> **EXERCISE DESCRIPTION**:
Reproduce every line of the listing below with each occurrence of "STARTTLS" swapped for "SSL/TLS" and nothing else altered. Omit the picture lines from your output.

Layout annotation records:
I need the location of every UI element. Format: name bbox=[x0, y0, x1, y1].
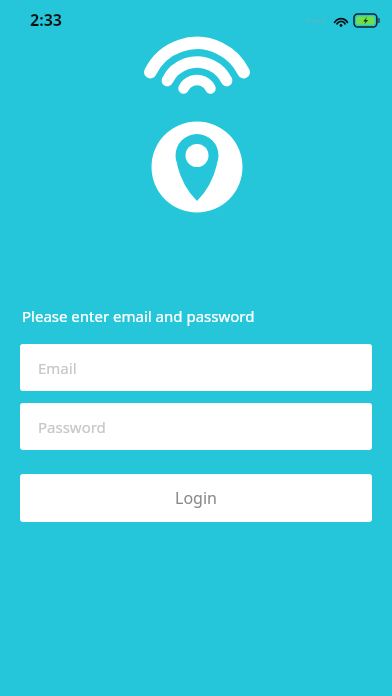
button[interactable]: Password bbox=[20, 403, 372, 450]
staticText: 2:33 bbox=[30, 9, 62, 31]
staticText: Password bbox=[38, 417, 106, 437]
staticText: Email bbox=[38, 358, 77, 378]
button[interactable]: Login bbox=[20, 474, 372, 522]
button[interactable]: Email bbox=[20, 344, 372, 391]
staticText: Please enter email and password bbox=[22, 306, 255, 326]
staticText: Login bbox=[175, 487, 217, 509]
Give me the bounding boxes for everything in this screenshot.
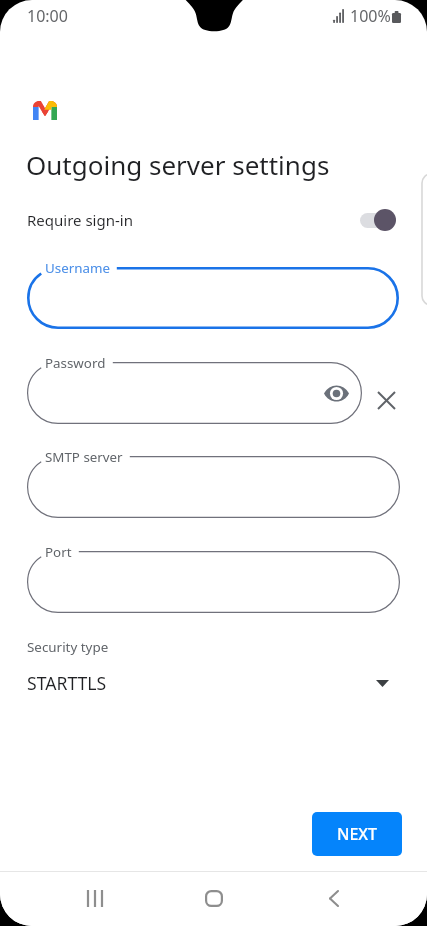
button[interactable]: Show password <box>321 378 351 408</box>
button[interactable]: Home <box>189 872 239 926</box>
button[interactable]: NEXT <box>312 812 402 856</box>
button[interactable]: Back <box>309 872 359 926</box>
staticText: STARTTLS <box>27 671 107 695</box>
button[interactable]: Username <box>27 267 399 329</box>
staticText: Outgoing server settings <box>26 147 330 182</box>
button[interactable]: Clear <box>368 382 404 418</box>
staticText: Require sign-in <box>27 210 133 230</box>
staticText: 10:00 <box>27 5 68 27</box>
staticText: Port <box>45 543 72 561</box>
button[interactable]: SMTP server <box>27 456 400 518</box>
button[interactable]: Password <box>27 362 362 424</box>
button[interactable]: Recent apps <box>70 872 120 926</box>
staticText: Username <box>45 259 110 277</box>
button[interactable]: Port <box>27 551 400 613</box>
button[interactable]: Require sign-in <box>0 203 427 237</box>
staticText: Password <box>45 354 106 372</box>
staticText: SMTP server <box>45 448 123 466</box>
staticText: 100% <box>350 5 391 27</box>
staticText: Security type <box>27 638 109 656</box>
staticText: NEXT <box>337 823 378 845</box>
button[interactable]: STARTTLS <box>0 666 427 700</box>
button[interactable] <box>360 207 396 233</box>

> **ANSWER TO THE PROBLEM**:
I need the location of every UI element. Format: name bbox=[x0, y0, x1, y1].
button[interactable]: Password bbox=[20, 403, 372, 450]
staticText: 2:33 bbox=[30, 9, 62, 31]
staticText: Password bbox=[38, 417, 106, 437]
staticText: Email bbox=[38, 358, 77, 378]
button[interactable]: Login bbox=[20, 474, 372, 522]
button[interactable]: Email bbox=[20, 344, 372, 391]
staticText: Please enter email and password bbox=[22, 306, 255, 326]
staticText: Login bbox=[175, 487, 217, 509]
Give me the bounding boxes for everything in this screenshot.
button[interactable]: Show password <box>321 378 351 408</box>
button[interactable]: Home <box>189 872 239 926</box>
button[interactable]: NEXT <box>312 812 402 856</box>
button[interactable]: Back <box>309 872 359 926</box>
staticText: SSL/TLS <box>27 671 107 695</box>
button[interactable]: Username <box>27 267 399 329</box>
staticText: Outgoing server settings <box>26 147 330 182</box>
button[interactable]: Clear <box>368 382 404 418</box>
staticText: Require sign-in <box>27 210 133 230</box>
staticText: 10:00 <box>27 5 68 27</box>
staticText: Port <box>45 543 72 561</box>
button[interactable]: SMTP server <box>27 456 400 518</box>
button[interactable]: Password <box>27 362 362 424</box>
button[interactable]: Recent apps <box>70 872 120 926</box>
staticText: Username <box>45 259 110 277</box>
button[interactable]: Port <box>27 551 400 613</box>
button[interactable]: Require sign-in <box>0 203 427 237</box>
staticText: Password <box>45 354 106 372</box>
staticText: SMTP server <box>45 448 123 466</box>
staticText: 100% <box>350 5 391 27</box>
staticText: Security type <box>27 638 109 656</box>
staticText: NEXT <box>337 823 378 845</box>
button[interactable]: SSL/TLS <box>0 666 427 700</box>
button[interactable] <box>360 207 396 233</box>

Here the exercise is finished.